# WHAT YOU SHOULD DO:
Set the listing down unchanged, minus every embedded image.

Excerpt from a dataset
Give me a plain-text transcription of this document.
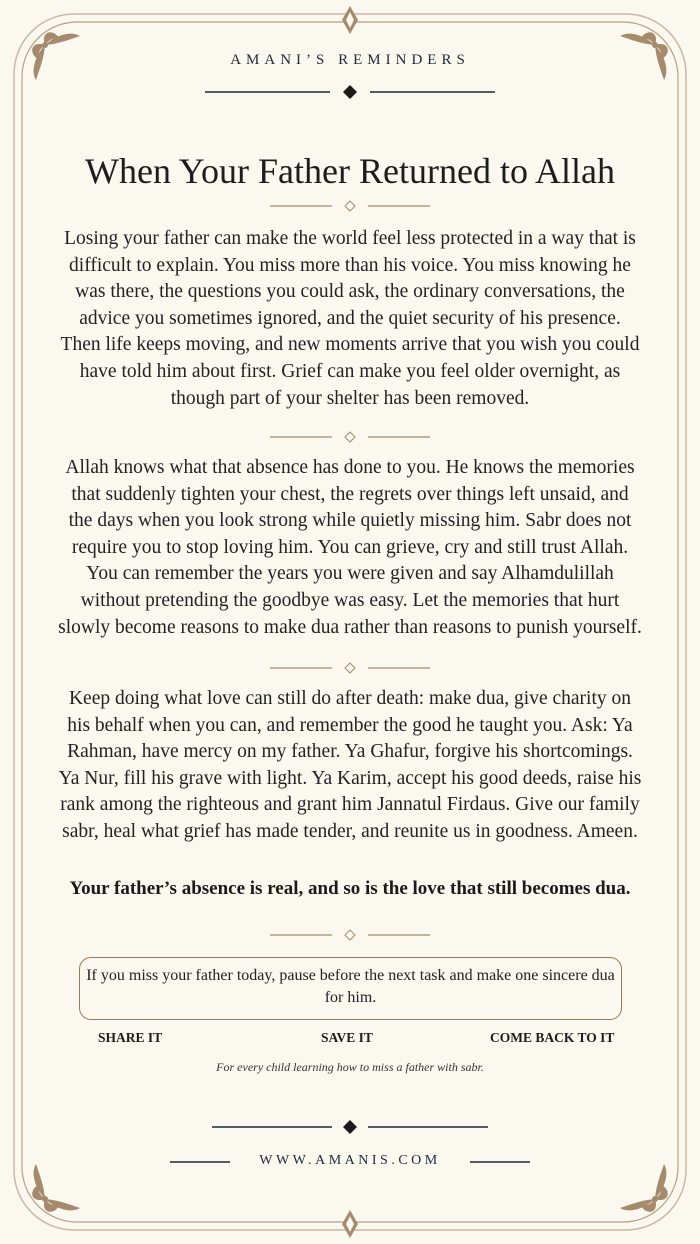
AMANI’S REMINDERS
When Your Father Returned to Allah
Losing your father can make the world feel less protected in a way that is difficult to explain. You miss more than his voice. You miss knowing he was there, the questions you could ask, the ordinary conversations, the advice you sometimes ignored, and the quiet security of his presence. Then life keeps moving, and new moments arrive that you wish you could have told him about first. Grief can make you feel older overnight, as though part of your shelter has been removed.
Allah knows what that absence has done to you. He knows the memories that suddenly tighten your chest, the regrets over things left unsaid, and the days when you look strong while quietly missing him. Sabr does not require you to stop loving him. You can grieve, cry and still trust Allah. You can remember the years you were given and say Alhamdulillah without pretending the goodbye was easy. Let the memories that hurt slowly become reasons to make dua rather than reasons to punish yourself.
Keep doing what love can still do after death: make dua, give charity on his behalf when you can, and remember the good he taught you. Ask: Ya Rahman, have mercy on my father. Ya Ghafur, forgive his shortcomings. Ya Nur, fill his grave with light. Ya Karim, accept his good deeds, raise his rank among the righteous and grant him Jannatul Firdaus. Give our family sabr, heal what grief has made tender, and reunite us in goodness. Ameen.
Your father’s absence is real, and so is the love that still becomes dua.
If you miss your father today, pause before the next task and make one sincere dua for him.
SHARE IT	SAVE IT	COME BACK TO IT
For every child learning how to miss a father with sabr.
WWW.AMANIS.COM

# WORKED SOLUTION:
Give me a plain-text transcription of this document.
AMANI’S REMINDERS
When Your Father Returned to Allah
Losing your father can make the world feel less protected in a way that is difficult to explain. You miss more than his voice. You miss knowing he was there, the questions you could ask, the ordinary conversations, the advice you sometimes ignored, and the quiet security of his presence. Then life keeps moving, and new moments arrive that you wish you could have told him about first. Grief can make you feel older overnight, as though part of your shelter has been removed.
Allah knows what that absence has done to you. He knows the memories that suddenly tighten your chest, the regrets over things left unsaid, and the days when you look strong while quietly missing him. Sabr does not require you to stop loving him. You can grieve, cry and still trust Allah. You can remember the years you were given and say Alhamdulillah without pretending the goodbye was easy. Let the memories that hurt slowly become reasons to make dua rather than reasons to punish yourself.
Keep doing what love can still do after death: make dua, give charity on his behalf when you can, and remember the good he taught you. Ask: Ya Rahman, have mercy on my father. Ya Ghafur, forgive his shortcomings. Ya Nur, fill his grave with light. Ya Karim, accept his good deeds, raise his rank among the righteous and grant him Jannatul Firdaus. Give our family sabr, heal what grief has made tender, and reunite us in goodness. Ameen.
Your father’s absence is real, and so is the love that still becomes dua.
If you miss your father today, pause before the next task and make one sincere dua for him.
SHARE IT	SAVE IT	COME BACK TO IT
For every child learning how to miss a father with sabr.
WWW.AMANIS.COM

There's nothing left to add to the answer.